■ **Exercise**
No images are to be carried over; print all other material exactly as it stands.

■ **Records excerpted from a collection**

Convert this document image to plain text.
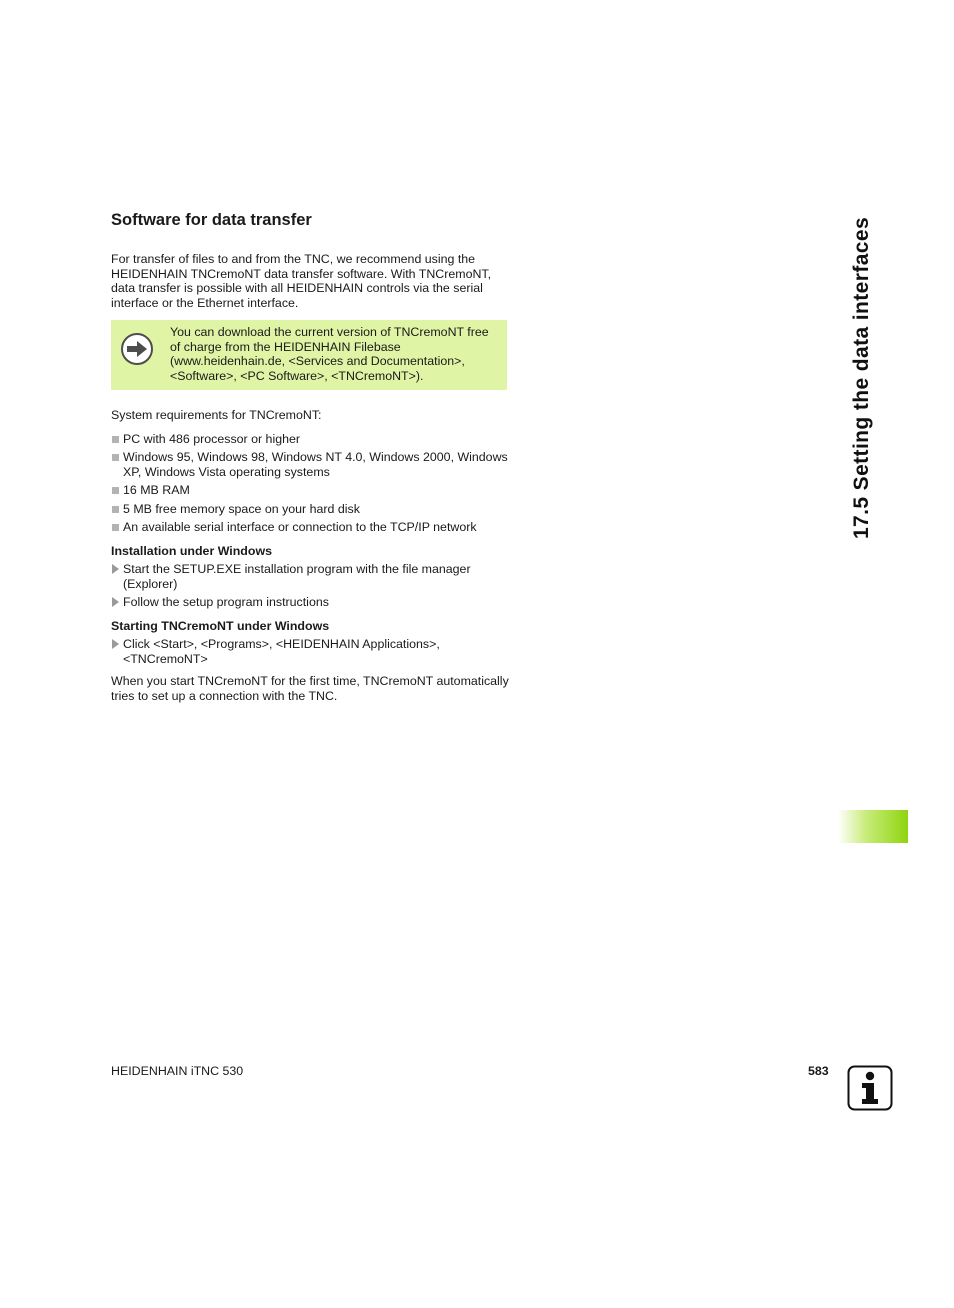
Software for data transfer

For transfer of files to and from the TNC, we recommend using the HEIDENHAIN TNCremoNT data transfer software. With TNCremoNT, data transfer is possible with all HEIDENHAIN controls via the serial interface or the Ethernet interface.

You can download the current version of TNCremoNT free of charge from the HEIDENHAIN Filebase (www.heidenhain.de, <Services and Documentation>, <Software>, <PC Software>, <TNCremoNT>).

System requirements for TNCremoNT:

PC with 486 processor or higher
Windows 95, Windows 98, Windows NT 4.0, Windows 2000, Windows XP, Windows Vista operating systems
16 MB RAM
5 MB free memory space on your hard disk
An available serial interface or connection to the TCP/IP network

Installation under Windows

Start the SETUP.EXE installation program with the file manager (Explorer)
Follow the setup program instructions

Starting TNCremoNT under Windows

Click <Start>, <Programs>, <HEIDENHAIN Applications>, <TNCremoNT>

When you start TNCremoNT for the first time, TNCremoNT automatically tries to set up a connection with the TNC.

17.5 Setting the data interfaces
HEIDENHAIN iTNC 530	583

■ **Expected output**
Convert this document image to plain text.
Software for data transfer

For transfer of files to and from the TNC, we recommend using the HEIDENHAIN TNCremoNT data transfer software. With TNCremoNT, data transfer is possible with all HEIDENHAIN controls via the serial interface or the Ethernet interface.

You can download the current version of TNCremoNT free of charge from the HEIDENHAIN Filebase (www.heidenhain.de, <Services and Documentation>, <Software>, <PC Software>, <TNCremoNT>).

System requirements for TNCremoNT:

PC with 486 processor or higher
Windows 95, Windows 98, Windows NT 4.0, Windows 2000, Windows XP, Windows Vista operating systems
16 MB RAM
5 MB free memory space on your hard disk
An available serial interface or connection to the TCP/IP network

Installation under Windows

Start the SETUP.EXE installation program with the file manager (Explorer)
Follow the setup program instructions

Starting TNCremoNT under Windows

Click <Start>, <Programs>, <HEIDENHAIN Applications>, <TNCremoNT>

When you start TNCremoNT for the first time, TNCremoNT automatically tries to set up a connection with the TNC.

17.5 Setting the data interfaces
HEIDENHAIN iTNC 530	583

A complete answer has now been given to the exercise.